* Material to process
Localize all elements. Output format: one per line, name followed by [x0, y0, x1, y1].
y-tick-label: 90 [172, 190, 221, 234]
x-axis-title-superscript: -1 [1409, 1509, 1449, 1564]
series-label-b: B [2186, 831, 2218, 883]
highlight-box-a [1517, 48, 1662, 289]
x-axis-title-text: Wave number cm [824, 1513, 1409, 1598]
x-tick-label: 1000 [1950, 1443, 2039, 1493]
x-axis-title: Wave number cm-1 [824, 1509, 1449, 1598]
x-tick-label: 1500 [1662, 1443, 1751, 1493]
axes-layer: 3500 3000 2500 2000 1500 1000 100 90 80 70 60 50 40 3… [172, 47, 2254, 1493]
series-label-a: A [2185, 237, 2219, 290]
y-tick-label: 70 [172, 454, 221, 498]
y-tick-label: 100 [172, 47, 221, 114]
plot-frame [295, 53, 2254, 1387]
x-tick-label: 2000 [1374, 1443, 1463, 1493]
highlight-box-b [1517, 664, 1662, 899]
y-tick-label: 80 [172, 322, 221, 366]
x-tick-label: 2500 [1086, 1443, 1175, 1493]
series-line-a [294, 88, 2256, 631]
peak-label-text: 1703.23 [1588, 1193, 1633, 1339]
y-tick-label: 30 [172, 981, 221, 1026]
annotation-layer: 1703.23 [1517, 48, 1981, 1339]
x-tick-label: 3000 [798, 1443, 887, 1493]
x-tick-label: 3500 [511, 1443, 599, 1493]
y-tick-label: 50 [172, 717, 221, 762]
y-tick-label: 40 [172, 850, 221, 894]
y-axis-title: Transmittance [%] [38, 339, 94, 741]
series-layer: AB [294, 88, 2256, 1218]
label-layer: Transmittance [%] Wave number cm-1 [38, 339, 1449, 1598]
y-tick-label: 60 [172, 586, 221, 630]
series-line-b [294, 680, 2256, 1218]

* Stated task
Please copy the items above word for word, beginning with their first line and going on through the line that contains "x-tick-label: 2000 [1374, 1443, 1463, 1493]".

* Task response
Localize all elements. Output format: one per line, name followed by [x0, y0, x1, y1].
y-tick-label: 90 [172, 190, 221, 234]
x-axis-title-superscript: -1 [1409, 1509, 1449, 1564]
series-label-b: B [2186, 831, 2218, 883]
highlight-box-a [1517, 48, 1662, 289]
x-axis-title-text: Wave number cm [824, 1513, 1409, 1598]
x-tick-label: 1000 [1950, 1443, 2039, 1493]
x-axis-title: Wave number cm-1 [824, 1509, 1449, 1598]
x-tick-label: 1500 [1662, 1443, 1751, 1493]
axes-layer: 3500 3000 2500 2000 1500 1000 100 90 80 70 60 50 40 3… [172, 47, 2254, 1493]
series-label-a: A [2185, 237, 2219, 290]
y-tick-label: 70 [172, 454, 221, 498]
y-tick-label: 100 [172, 47, 221, 114]
plot-frame [295, 53, 2254, 1387]
x-tick-label: 2000 [1374, 1443, 1463, 1493]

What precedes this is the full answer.